**DATASET ENTRIES:**
begin
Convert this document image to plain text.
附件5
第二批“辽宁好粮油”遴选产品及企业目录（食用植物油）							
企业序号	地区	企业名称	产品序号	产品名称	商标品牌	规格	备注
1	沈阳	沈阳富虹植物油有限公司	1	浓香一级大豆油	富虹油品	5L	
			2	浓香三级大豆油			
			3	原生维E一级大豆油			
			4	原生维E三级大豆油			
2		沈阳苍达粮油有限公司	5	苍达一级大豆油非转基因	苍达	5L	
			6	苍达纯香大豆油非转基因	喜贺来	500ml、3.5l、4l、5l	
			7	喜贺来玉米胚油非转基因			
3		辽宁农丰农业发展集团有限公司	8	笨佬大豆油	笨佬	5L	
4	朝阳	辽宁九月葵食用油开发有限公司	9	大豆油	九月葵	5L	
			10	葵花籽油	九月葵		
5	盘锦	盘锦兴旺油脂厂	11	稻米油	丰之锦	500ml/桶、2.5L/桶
end
**TASK DETAILS:**
Reproduce every record above exactly as it appears.

**CORRECT RESULT:**
Convert this document image to plain text.
附件5
第二批“辽宁好粮油”遴选产品及企业目录（食用植物油）							
企业序号	地区	企业名称	产品序号	产品名称	商标品牌	规格	备注
1	沈阳	沈阳富虹植物油有限公司	1	浓香一级大豆油	富虹油品	5L	
			2	浓香三级大豆油			
			3	原生维E一级大豆油			
			4	原生维E三级大豆油			
2		沈阳苍达粮油有限公司	5	苍达一级大豆油非转基因	苍达	5L	
			6	苍达纯香大豆油非转基因	喜贺来	500ml、3.5l、4l、5l	
			7	喜贺来玉米胚油非转基因			
3		辽宁农丰农业发展集团有限公司	8	笨佬大豆油	笨佬	5L	
4	朝阳	辽宁九月葵食用油开发有限公司	9	大豆油	九月葵	5L	
			10	葵花籽油	九月葵		
5	盘锦	盘锦兴旺油脂厂	11	稻米油	丰之锦	500ml/桶、2.5L/桶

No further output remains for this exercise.